__Work instructions__
Go through the entries and say how many lines contain the string "text". The number is the whole answer.

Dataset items
-- begin --

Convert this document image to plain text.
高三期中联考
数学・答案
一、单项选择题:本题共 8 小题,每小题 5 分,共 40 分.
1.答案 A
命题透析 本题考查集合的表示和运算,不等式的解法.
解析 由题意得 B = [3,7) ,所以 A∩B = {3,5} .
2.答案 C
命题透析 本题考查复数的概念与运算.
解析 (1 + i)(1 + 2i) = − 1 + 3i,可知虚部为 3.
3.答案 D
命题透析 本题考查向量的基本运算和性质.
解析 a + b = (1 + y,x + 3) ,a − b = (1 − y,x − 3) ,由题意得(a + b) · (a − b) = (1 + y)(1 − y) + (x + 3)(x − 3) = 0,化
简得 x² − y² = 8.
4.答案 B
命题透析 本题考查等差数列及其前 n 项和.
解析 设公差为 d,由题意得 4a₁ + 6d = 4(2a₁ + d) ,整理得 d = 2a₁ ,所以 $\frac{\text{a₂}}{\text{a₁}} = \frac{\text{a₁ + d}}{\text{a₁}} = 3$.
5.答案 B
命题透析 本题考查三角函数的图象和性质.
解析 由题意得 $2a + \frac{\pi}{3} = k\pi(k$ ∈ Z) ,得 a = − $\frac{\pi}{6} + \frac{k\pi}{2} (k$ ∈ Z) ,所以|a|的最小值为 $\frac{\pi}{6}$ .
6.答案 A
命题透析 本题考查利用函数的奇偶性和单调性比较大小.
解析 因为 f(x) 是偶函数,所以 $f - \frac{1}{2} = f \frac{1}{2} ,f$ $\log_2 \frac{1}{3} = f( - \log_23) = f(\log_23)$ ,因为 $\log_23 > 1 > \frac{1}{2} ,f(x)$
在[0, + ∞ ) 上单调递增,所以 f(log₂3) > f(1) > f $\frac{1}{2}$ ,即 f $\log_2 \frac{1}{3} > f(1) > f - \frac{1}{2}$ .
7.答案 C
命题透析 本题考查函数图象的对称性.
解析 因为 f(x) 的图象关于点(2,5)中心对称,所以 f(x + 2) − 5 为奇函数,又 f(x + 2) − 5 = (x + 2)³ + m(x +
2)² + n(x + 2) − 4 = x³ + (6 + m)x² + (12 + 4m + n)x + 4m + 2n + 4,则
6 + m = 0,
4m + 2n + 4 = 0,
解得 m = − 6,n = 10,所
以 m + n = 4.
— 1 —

-- end --

__Task answer__
2